Directive
Restate each line of the listing exactly, without carrying over any pictures.

Data supplied
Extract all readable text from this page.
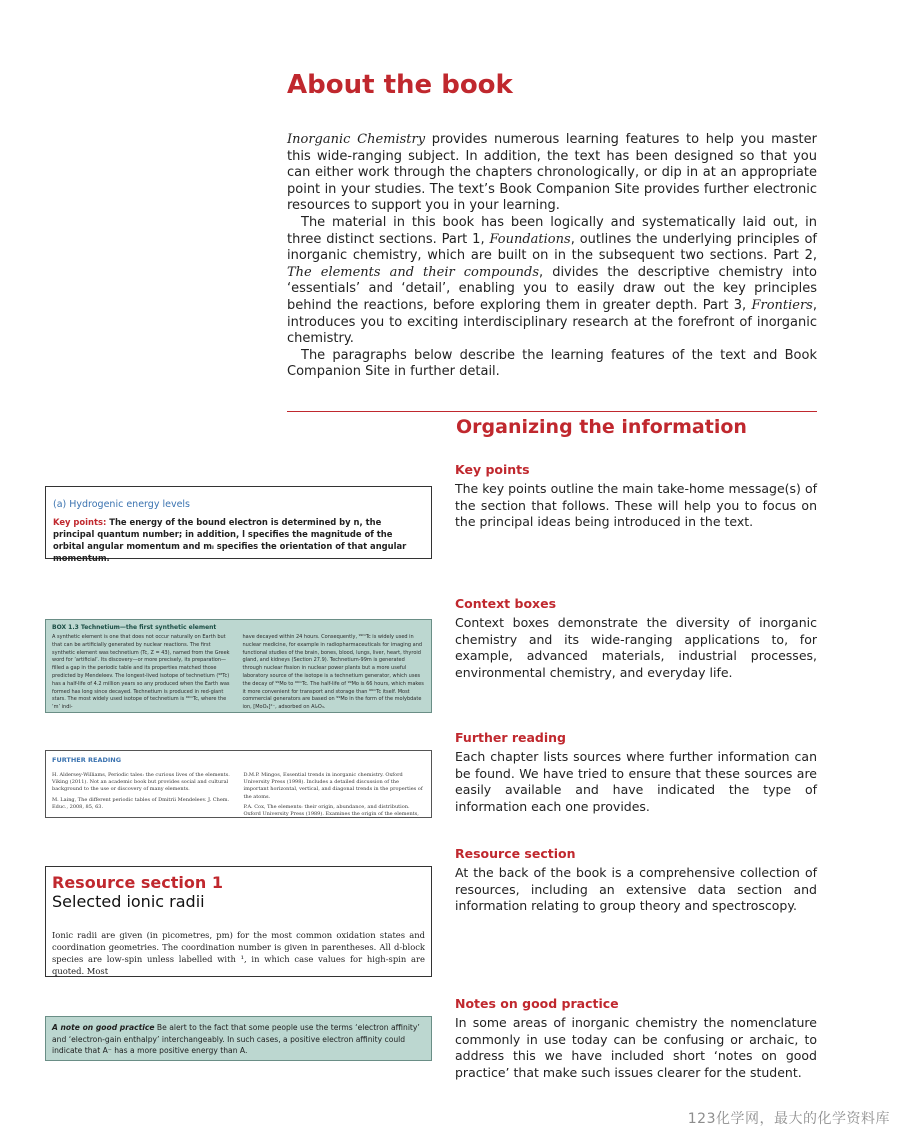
About the book

Inorganic Chemistry provides numerous learning features to help you master this wide-ranging subject. In addition, the text has been designed so that you can either work through the chapters chronologically, or dip in at an appropriate point in your studies. The text’s Book Companion Site provides further electronic resources to support you in your learning.

The material in this book has been logically and systematically laid out, in three distinct sections. Part 1, Foundations, outlines the underlying principles of inorganic chemistry, which are built on in the subsequent two sections. Part 2, The elements and their compounds, divides the descriptive chemistry into ‘essentials’ and ‘detail’, enabling you to easily draw out the key principles behind the reactions, before exploring them in greater depth. Part 3, Frontiers, introduces you to exciting interdisciplinary research at the forefront of inorganic chemistry.

The paragraphs below describe the learning features of the text and Book Companion Site in further detail.

Organizing the information
Key points

The key points outline the main take-home message(s) of the section that follows. These will help you to focus on the principal ideas being introduced in the text.

Context boxes

Context boxes demonstrate the diversity of inorganic chemistry and its wide-ranging applications to, for example, advanced materials, industrial processes, environmental chemistry, and everyday life.

Further reading

Each chapter lists sources where further information can be found. We have tried to ensure that these sources are easily available and have indicated the type of information each one provides.

Resource section

At the back of the book is a comprehensive collection of resources, including an extensive data section and information relating to group theory and spectroscopy.

Notes on good practice

In some areas of inorganic chemistry the nomenclature commonly in use today can be confusing or archaic, to address this we have included short ‘notes on good practice’ that make such issues clearer for the student.

(a) Hydrogenic energy levels
Key points: The energy of the bound electron is determined by n, the principal quantum number; in addition, l specifies the magnitude of the orbital angular momentum and mₗ specifies the orientation of that angular momentum.
BOX 1.3 Technetium—the first synthetic element
A synthetic element is one that does not occur naturally on Earth but that can be artificially generated by nuclear reactions. The first synthetic element was technetium (Tc, Z = 43), named from the Greek word for ‘artificial’. Its discovery—or more precisely, its preparation—filled a gap in the periodic table and its properties matched those predicted by Mendeleev. The longest-lived isotope of technetium (⁹⁸Tc) has a half-life of 4.2 million years so any produced when the Earth was formed has long since decayed. Technetium is produced in red-giant stars. The most widely used isotope of technetium is ⁹⁹ᵐTc, where the ‘m’ indi-
have decayed within 24 hours. Consequently, ⁹⁹ᵐTc is widely used in nuclear medicine, for example in radiopharmaceuticals for imaging and functional studies of the brain, bones, blood, lungs, liver, heart, thyroid gland, and kidneys (Section 27.9). Technetium-99m is generated through nuclear fission in nuclear power plants but a more useful laboratory source of the isotope is a technetium generator, which uses the decay of ⁹⁹Mo to ⁹⁹ᵐTc. The half-life of ⁹⁹Mo is 66 hours, which makes it more convenient for transport and storage than ⁹⁹ᵐTc itself. Most commercial generators are based on ⁹⁹Mo in the form of the molybdate ion, [MoO₄]²⁻, adsorbed on Al₂O₃.
FURTHER READING
H. Aldersey-Williams, Periodic tales: the curious lives of the elements. Viking (2011). Not an academic book but provides social and cultural background to the use or discovery of many elements.
M. Laing, The different periodic tables of Dmitrii Mendeleev. J. Chem. Educ., 2008, 85, 63.
D.M.P. Mingos, Essential trends in inorganic chemistry. Oxford University Press (1998). Includes a detailed discussion of the important horizontal, vertical, and diagonal trends in the properties of the atoms.
P.A. Cox, The elements: their origin, abundance, and distribution. Oxford University Press (1989). Examines the origin of the elements,
Resource section 1
Selected ionic radii
Ionic radii are given (in picometres, pm) for the most common oxidation states and coordination geometries. The coordination number is given in parentheses. All d-block species are low-spin unless labelled with ¹, in which case values for high-spin are quoted. Most
A note on good practice Be alert to the fact that some people use the terms ‘electron affinity’ and ‘electron-gain enthalpy’ interchangeably. In such cases, a positive electron affinity could indicate that A⁻ has a more positive energy than A.
123化学网，最大的化学资料库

Complete answer
Extract all readable text from this page.
About the book

Inorganic Chemistry provides numerous learning features to help you master this wide-ranging subject. In addition, the text has been designed so that you can either work through the chapters chronologically, or dip in at an appropriate point in your studies. The text’s Book Companion Site provides further electronic resources to support you in your learning.

The material in this book has been logically and systematically laid out, in three distinct sections. Part 1, Foundations, outlines the underlying principles of inorganic chemistry, which are built on in the subsequent two sections. Part 2, The elements and their compounds, divides the descriptive chemistry into ‘essentials’ and ‘detail’, enabling you to easily draw out the key principles behind the reactions, before exploring them in greater depth. Part 3, Frontiers, introduces you to exciting interdisciplinary research at the forefront of inorganic chemistry.

The paragraphs below describe the learning features of the text and Book Companion Site in further detail.

Organizing the information
Key points

The key points outline the main take-home message(s) of the section that follows. These will help you to focus on the principal ideas being introduced in the text.

Context boxes

Context boxes demonstrate the diversity of inorganic chemistry and its wide-ranging applications to, for example, advanced materials, industrial processes, environmental chemistry, and everyday life.

Further reading

Each chapter lists sources where further information can be found. We have tried to ensure that these sources are easily available and have indicated the type of information each one provides.

Resource section

At the back of the book is a comprehensive collection of resources, including an extensive data section and information relating to group theory and spectroscopy.

Notes on good practice

In some areas of inorganic chemistry the nomenclature commonly in use today can be confusing or archaic, to address this we have included short ‘notes on good practice’ that make such issues clearer for the student.

(a) Hydrogenic energy levels
Key points: The energy of the bound electron is determined by n, the principal quantum number; in addition, l specifies the magnitude of the orbital angular momentum and mₗ specifies the orientation of that angular momentum.
BOX 1.3 Technetium—the first synthetic element
A synthetic element is one that does not occur naturally on Earth but that can be artificially generated by nuclear reactions. The first synthetic element was technetium (Tc, Z = 43), named from the Greek word for ‘artificial’. Its discovery—or more precisely, its preparation—filled a gap in the periodic table and its properties matched those predicted by Mendeleev. The longest-lived isotope of technetium (⁹⁸Tc) has a half-life of 4.2 million years so any produced when the Earth was formed has long since decayed. Technetium is produced in red-giant stars. The most widely used isotope of technetium is ⁹⁹ᵐTc, where the ‘m’ indi-
have decayed within 24 hours. Consequently, ⁹⁹ᵐTc is widely used in nuclear medicine, for example in radiopharmaceuticals for imaging and functional studies of the brain, bones, blood, lungs, liver, heart, thyroid gland, and kidneys (Section 27.9). Technetium-99m is generated through nuclear fission in nuclear power plants but a more useful laboratory source of the isotope is a technetium generator, which uses the decay of ⁹⁹Mo to ⁹⁹ᵐTc. The half-life of ⁹⁹Mo is 66 hours, which makes it more convenient for transport and storage than ⁹⁹ᵐTc itself. Most commercial generators are based on ⁹⁹Mo in the form of the molybdate ion, [MoO₄]²⁻, adsorbed on Al₂O₃.
FURTHER READING
H. Aldersey-Williams, Periodic tales: the curious lives of the elements. Viking (2011). Not an academic book but provides social and cultural background to the use or discovery of many elements.
M. Laing, The different periodic tables of Dmitrii Mendeleev. J. Chem. Educ., 2008, 85, 63.
D.M.P. Mingos, Essential trends in inorganic chemistry. Oxford University Press (1998). Includes a detailed discussion of the important horizontal, vertical, and diagonal trends in the properties of the atoms.
P.A. Cox, The elements: their origin, abundance, and distribution. Oxford University Press (1989). Examines the origin of the elements,
Resource section 1
Selected ionic radii
Ionic radii are given (in picometres, pm) for the most common oxidation states and coordination geometries. The coordination number is given in parentheses. All d-block species are low-spin unless labelled with ¹, in which case values for high-spin are quoted. Most
A note on good practice Be alert to the fact that some people use the terms ‘electron affinity’ and ‘electron-gain enthalpy’ interchangeably. In such cases, a positive electron affinity could indicate that A⁻ has a more positive energy than A.
123化学网，最大的化学资料库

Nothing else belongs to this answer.